TASK BRIEF
Wherever the string "title" appears in a line, extract that line.
# # #
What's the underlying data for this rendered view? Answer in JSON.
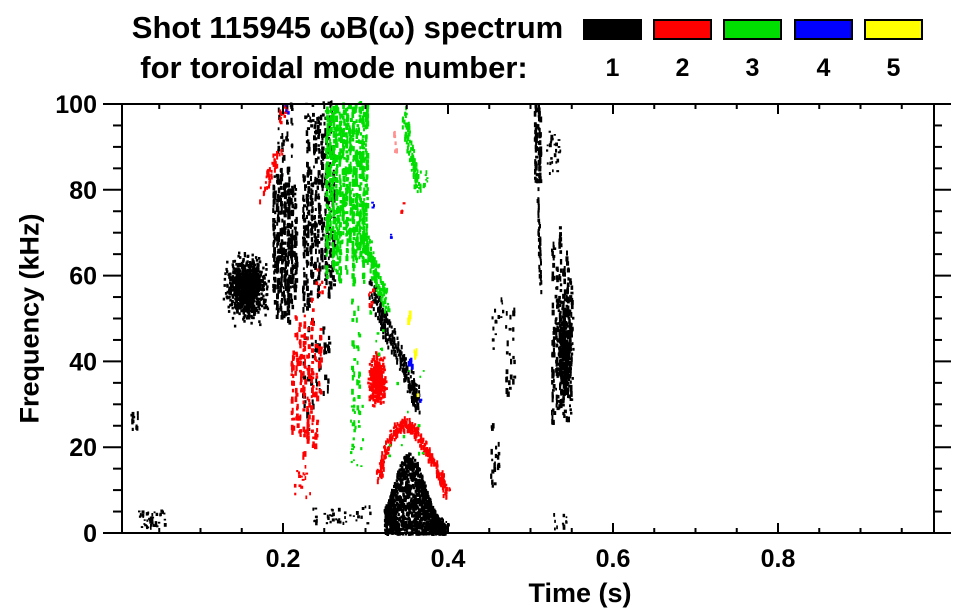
{
  "title": {
    "line1": "Shot 115945 ωB(ω) spectrum",
    "line2": "for toroidal mode number:"
  },
  "legend": {
    "items": [
      {
        "label": "1",
        "color": "#000000"
      },
      {
        "label": "2",
        "color": "#ff0000"
      },
      {
        "label": "3",
        "color": "#00dd00"
      },
      {
        "label": "4",
        "color": "#0000ff"
      },
      {
        "label": "5",
        "color": "#ffff00"
      }
    ]
  },
  "chart_data": {
    "type": "scatter",
    "title": "Shot 115945 ωB(ω) spectrum for toroidal mode number: 1 2 3 4 5",
    "xlabel": "Time (s)",
    "ylabel": "Frequency (kHz)",
    "xlim": [
      0,
      1.0
    ],
    "ylim": [
      0,
      100
    ],
    "x_major_ticks": [
      0.2,
      0.4,
      0.6,
      0.8
    ],
    "x_major_tick_labels": [
      "0.2",
      "0.4",
      "0.6",
      "0.8"
    ],
    "x_minor_step": 0.05,
    "y_major_ticks": [
      0,
      20,
      40,
      60,
      80,
      100
    ],
    "y_major_tick_labels": [
      "0",
      "20",
      "40",
      "60",
      "80",
      "100"
    ],
    "y_minor_step": 5,
    "grid": false,
    "legend_position": "top-right",
    "series": [
      {
        "name": "toroidal mode n=1",
        "color": "#000000",
        "clusters": [
          {
            "type": "vstreaks",
            "t": [
              0.014,
              0.024
            ],
            "f": [
              22,
              30
            ],
            "cols": 2,
            "density": 0.5,
            "topJ": 0.3,
            "botJ": 0.3
          },
          {
            "type": "dots",
            "t": [
              0.024,
              0.056
            ],
            "f": [
              1.5,
              5.5
            ],
            "n": 45
          },
          {
            "type": "blob",
            "c": [
              0.155,
              57.5
            ],
            "rt": 0.021,
            "rf": 6.5,
            "n": 950
          },
          {
            "type": "vstreaks",
            "t": [
              0.186,
              0.216
            ],
            "f": [
              47,
              87
            ],
            "cols": 7,
            "density": 0.85,
            "topJ": 0.15,
            "botJ": 0.2
          },
          {
            "type": "vstreaks",
            "t": [
              0.19,
              0.212
            ],
            "f": [
              87,
              101
            ],
            "cols": 4,
            "density": 0.3,
            "topJ": 0.1,
            "botJ": 0.3
          },
          {
            "type": "vstreaks",
            "t": [
              0.222,
              0.262
            ],
            "f": [
              52,
              100
            ],
            "cols": 9,
            "density": 0.6,
            "topJ": 0.35,
            "botJ": 0.3
          },
          {
            "type": "vstreaks",
            "t": [
              0.222,
              0.256
            ],
            "f": [
              22,
              52
            ],
            "cols": 7,
            "density": 0.22,
            "topJ": 0.2,
            "botJ": 0.5
          },
          {
            "type": "dots",
            "t": [
              0.225,
              0.26
            ],
            "f": [
              95,
              101
            ],
            "n": 35
          },
          {
            "type": "path",
            "pts": [
              [
                0.306,
                58
              ],
              [
                0.318,
                51
              ],
              [
                0.33,
                46
              ],
              [
                0.344,
                40
              ],
              [
                0.356,
                34
              ],
              [
                0.362,
                31
              ]
            ],
            "n": 300,
            "jt": 0.004,
            "jf": 2.6
          },
          {
            "type": "hump",
            "t": [
              0.322,
              0.396
            ],
            "peakT": 0.352,
            "peakF": 18,
            "sigma": 0.026,
            "n": 1500
          },
          {
            "type": "dots",
            "t": [
              0.235,
              0.305
            ],
            "f": [
              2.5,
              6.5
            ],
            "n": 40
          },
          {
            "type": "dots",
            "t": [
              0.388,
              0.402
            ],
            "f": [
              1,
              4
            ],
            "n": 8
          },
          {
            "type": "vstreaks",
            "t": [
              0.45,
              0.462
            ],
            "f": [
              9,
              33
            ],
            "cols": 3,
            "density": 0.22,
            "topJ": 0.3,
            "botJ": 0.3
          },
          {
            "type": "dots",
            "t": [
              0.452,
              0.466
            ],
            "f": [
              43,
              55
            ],
            "n": 14
          },
          {
            "type": "vstreaks",
            "t": [
              0.468,
              0.48
            ],
            "f": [
              30,
              57
            ],
            "cols": 3,
            "density": 0.2,
            "topJ": 0.2,
            "botJ": 0.2
          },
          {
            "type": "vstreaks",
            "t": [
              0.503,
              0.512
            ],
            "f": [
              80,
              101
            ],
            "cols": 2,
            "density": 0.9,
            "topJ": 0.05,
            "botJ": 0.15
          },
          {
            "type": "path",
            "pts": [
              [
                0.508,
                80
              ],
              [
                0.51,
                68
              ],
              [
                0.511,
                57
              ]
            ],
            "n": 45,
            "jt": 0.0012,
            "jf": 1.2
          },
          {
            "type": "dots",
            "t": [
              0.518,
              0.535
            ],
            "f": [
              84,
              94
            ],
            "n": 26
          },
          {
            "type": "vstreaks",
            "t": [
              0.524,
              0.55
            ],
            "f": [
              23,
              72
            ],
            "cols": 6,
            "density": 0.5,
            "topJ": 0.25,
            "botJ": 0.25
          },
          {
            "type": "blob",
            "c": [
              0.54,
              42
            ],
            "rt": 0.0075,
            "rf": 11,
            "n": 420
          },
          {
            "type": "dots",
            "t": [
              0.527,
              0.543
            ],
            "f": [
              1,
              5
            ],
            "n": 12
          }
        ]
      },
      {
        "name": "toroidal mode n=2",
        "color": "#ff0000",
        "clusters": [
          {
            "type": "path",
            "pts": [
              [
                0.172,
                79
              ],
              [
                0.183,
                84
              ],
              [
                0.195,
                89
              ]
            ],
            "n": 45,
            "jt": 0.0035,
            "jf": 1.6
          },
          {
            "type": "dots",
            "t": [
              0.195,
              0.206
            ],
            "f": [
              96,
              100
            ],
            "n": 14
          },
          {
            "type": "vstreaks",
            "t": [
              0.208,
              0.246
            ],
            "f": [
              18,
              55
            ],
            "cols": 8,
            "density": 0.42,
            "topJ": 0.3,
            "botJ": 0.35
          },
          {
            "type": "dots",
            "t": [
              0.213,
              0.232
            ],
            "f": [
              7,
              16
            ],
            "n": 16
          },
          {
            "type": "dots",
            "t": [
              0.238,
              0.25
            ],
            "f": [
              56,
              62
            ],
            "n": 8
          },
          {
            "type": "dots",
            "t": [
              0.303,
              0.309
            ],
            "f": [
              53,
              58
            ],
            "n": 9
          },
          {
            "type": "blob",
            "c": [
              0.313,
              36
            ],
            "rt": 0.0085,
            "rf": 4.8,
            "n": 380
          },
          {
            "type": "path",
            "pts": [
              [
                0.314,
                13
              ],
              [
                0.324,
                20
              ],
              [
                0.336,
                24.5
              ],
              [
                0.348,
                26
              ],
              [
                0.362,
                23.5
              ],
              [
                0.376,
                19
              ],
              [
                0.39,
                13.5
              ],
              [
                0.399,
                9
              ]
            ],
            "n": 300,
            "jt": 0.003,
            "jf": 1.3
          },
          {
            "type": "vstreaks",
            "t": [
              0.332,
              0.338
            ],
            "f": [
              88,
              96
            ],
            "cols": 1,
            "density": 0.5,
            "topJ": 0.1,
            "botJ": 0.1,
            "color": "#ff9191"
          },
          {
            "type": "dots",
            "t": [
              0.34,
              0.346
            ],
            "f": [
              75,
              78
            ],
            "n": 4
          }
        ]
      },
      {
        "name": "toroidal mode n=3",
        "color": "#00dd00",
        "clusters": [
          {
            "type": "vstreaks",
            "t": [
              0.25,
              0.302
            ],
            "f": [
              58,
              101
            ],
            "cols": 13,
            "density": 0.8,
            "topJ": 0.04,
            "botJ": 0.3
          },
          {
            "type": "path",
            "pts": [
              [
                0.297,
                70
              ],
              [
                0.306,
                64
              ],
              [
                0.316,
                58
              ],
              [
                0.326,
                54.5
              ]
            ],
            "n": 140,
            "jt": 0.003,
            "jf": 3
          },
          {
            "type": "vstreaks",
            "t": [
              0.281,
              0.293
            ],
            "f": [
              22,
              55
            ],
            "cols": 2,
            "density": 0.3,
            "topJ": 0.05,
            "botJ": 0.1
          },
          {
            "type": "path",
            "pts": [
              [
                0.346,
                97
              ],
              [
                0.352,
                91
              ],
              [
                0.358,
                85
              ],
              [
                0.364,
                82
              ]
            ],
            "n": 110,
            "jt": 0.0025,
            "jf": 3
          },
          {
            "type": "dots",
            "t": [
              0.368,
              0.374
            ],
            "f": [
              81,
              85
            ],
            "n": 7
          },
          {
            "type": "dots",
            "t": [
              0.28,
              0.296
            ],
            "f": [
              15,
              30
            ],
            "n": 18
          },
          {
            "type": "dots",
            "t": [
              0.325,
              0.375
            ],
            "f": [
              18,
              38
            ],
            "n": 12
          },
          {
            "type": "dots",
            "t": [
              0.302,
              0.32
            ],
            "f": [
              42,
              52
            ],
            "n": 8
          }
        ]
      },
      {
        "name": "toroidal mode n=4",
        "color": "#0000ff",
        "clusters": [
          {
            "type": "dots",
            "t": [
              0.2,
              0.208
            ],
            "f": [
              98,
              100
            ],
            "n": 3
          },
          {
            "type": "dots",
            "t": [
              0.305,
              0.311
            ],
            "f": [
              76,
              78
            ],
            "n": 3
          },
          {
            "type": "dots",
            "t": [
              0.329,
              0.335
            ],
            "f": [
              69,
              71
            ],
            "n": 3
          },
          {
            "type": "dash",
            "t": [
              0.35,
              0.355
            ],
            "f": [
              39,
              43
            ],
            "n": 5
          },
          {
            "type": "dots",
            "t": [
              0.363,
              0.368
            ],
            "f": [
              31,
              33
            ],
            "n": 3
          }
        ]
      },
      {
        "name": "toroidal mode n=5",
        "color": "#ffff00",
        "clusters": [
          {
            "type": "dash",
            "t": [
              0.35,
              0.354
            ],
            "f": [
              50,
              52
            ],
            "n": 4
          },
          {
            "type": "dash",
            "t": [
              0.358,
              0.362
            ],
            "f": [
              41,
              44
            ],
            "n": 4
          },
          {
            "type": "dots",
            "t": [
              0.361,
              0.365
            ],
            "f": [
              31,
              33
            ],
            "n": 3
          }
        ]
      }
    ]
  }
}
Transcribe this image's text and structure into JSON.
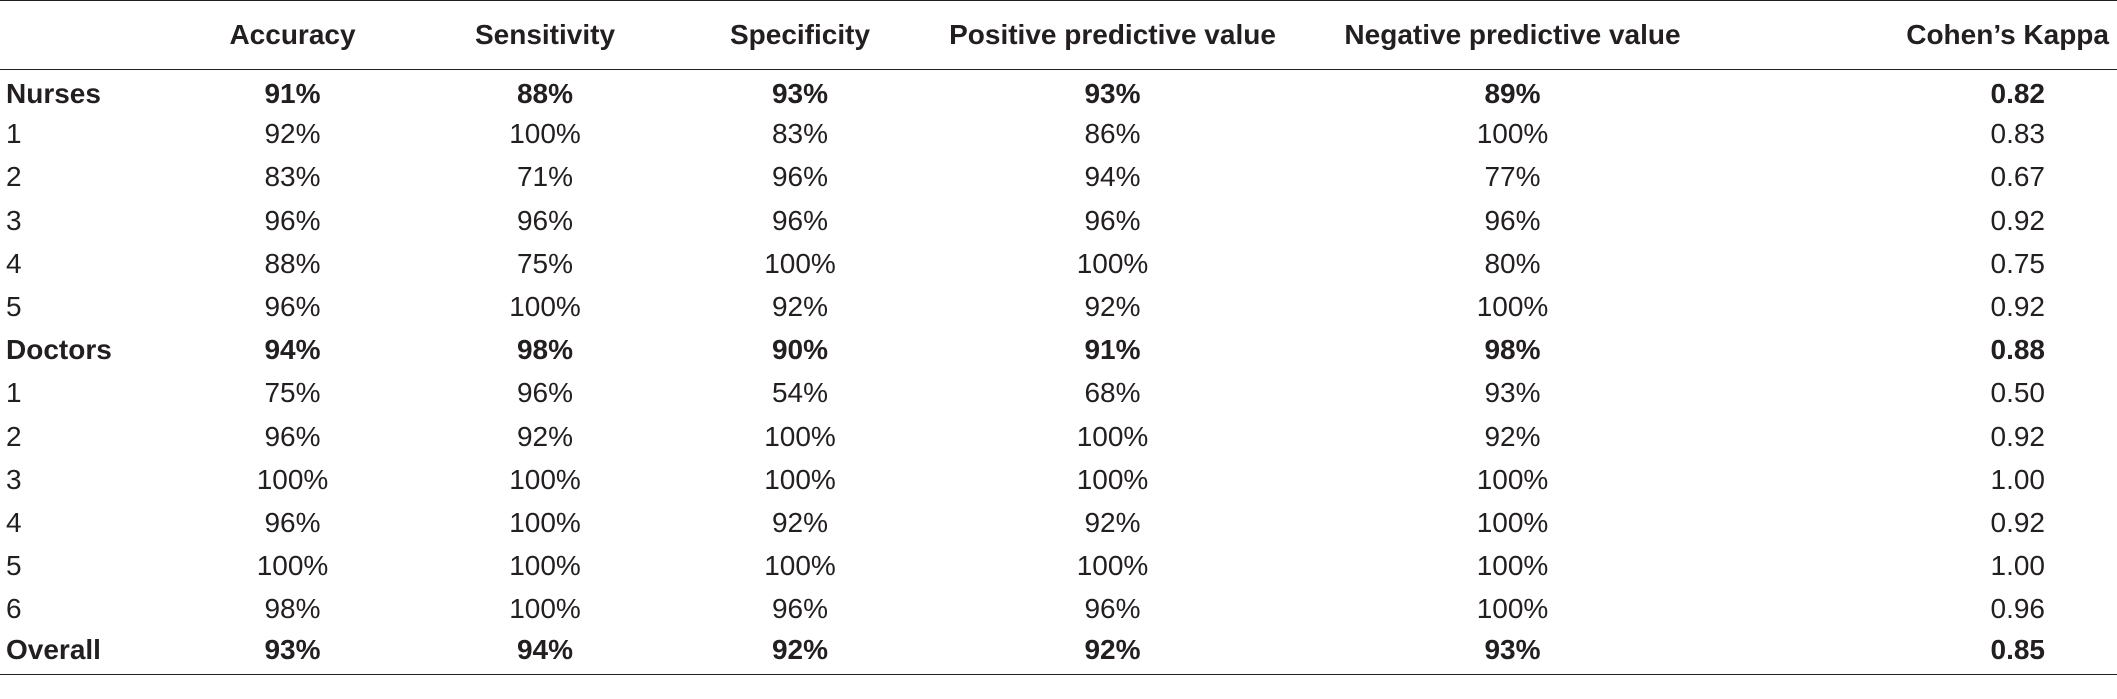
{
  "table": {
    "headers": [
      "",
      "Accuracy",
      "Sensitivity",
      "Specificity",
      "Positive predictive value",
      "Negative predictive value",
      "Cohen’s Kappa"
    ],
    "rows": [
      {
        "label": "Nurses",
        "bold": true,
        "values": [
          "91%",
          "88%",
          "93%",
          "93%",
          "89%",
          "0.82"
        ]
      },
      {
        "label": "1",
        "bold": false,
        "values": [
          "92%",
          "100%",
          "83%",
          "86%",
          "100%",
          "0.83"
        ]
      },
      {
        "label": "2",
        "bold": false,
        "values": [
          "83%",
          "71%",
          "96%",
          "94%",
          "77%",
          "0.67"
        ]
      },
      {
        "label": "3",
        "bold": false,
        "values": [
          "96%",
          "96%",
          "96%",
          "96%",
          "96%",
          "0.92"
        ]
      },
      {
        "label": "4",
        "bold": false,
        "values": [
          "88%",
          "75%",
          "100%",
          "100%",
          "80%",
          "0.75"
        ]
      },
      {
        "label": "5",
        "bold": false,
        "values": [
          "96%",
          "100%",
          "92%",
          "92%",
          "100%",
          "0.92"
        ]
      },
      {
        "label": "Doctors",
        "bold": true,
        "values": [
          "94%",
          "98%",
          "90%",
          "91%",
          "98%",
          "0.88"
        ]
      },
      {
        "label": "1",
        "bold": false,
        "values": [
          "75%",
          "96%",
          "54%",
          "68%",
          "93%",
          "0.50"
        ]
      },
      {
        "label": "2",
        "bold": false,
        "values": [
          "96%",
          "92%",
          "100%",
          "100%",
          "92%",
          "0.92"
        ]
      },
      {
        "label": "3",
        "bold": false,
        "values": [
          "100%",
          "100%",
          "100%",
          "100%",
          "100%",
          "1.00"
        ]
      },
      {
        "label": "4",
        "bold": false,
        "values": [
          "96%",
          "100%",
          "92%",
          "92%",
          "100%",
          "0.92"
        ]
      },
      {
        "label": "5",
        "bold": false,
        "values": [
          "100%",
          "100%",
          "100%",
          "100%",
          "100%",
          "1.00"
        ]
      },
      {
        "label": "6",
        "bold": false,
        "values": [
          "98%",
          "100%",
          "96%",
          "96%",
          "100%",
          "0.96"
        ]
      },
      {
        "label": "Overall",
        "bold": true,
        "values": [
          "93%",
          "94%",
          "92%",
          "92%",
          "93%",
          "0.85"
        ]
      }
    ]
  }
}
# # #
RESPONSE TO THIS TASK
  "title": {
    "title": "Shot 115945 ωB(ω) spectrum for toroidal mode number: 1 2 3 4 5",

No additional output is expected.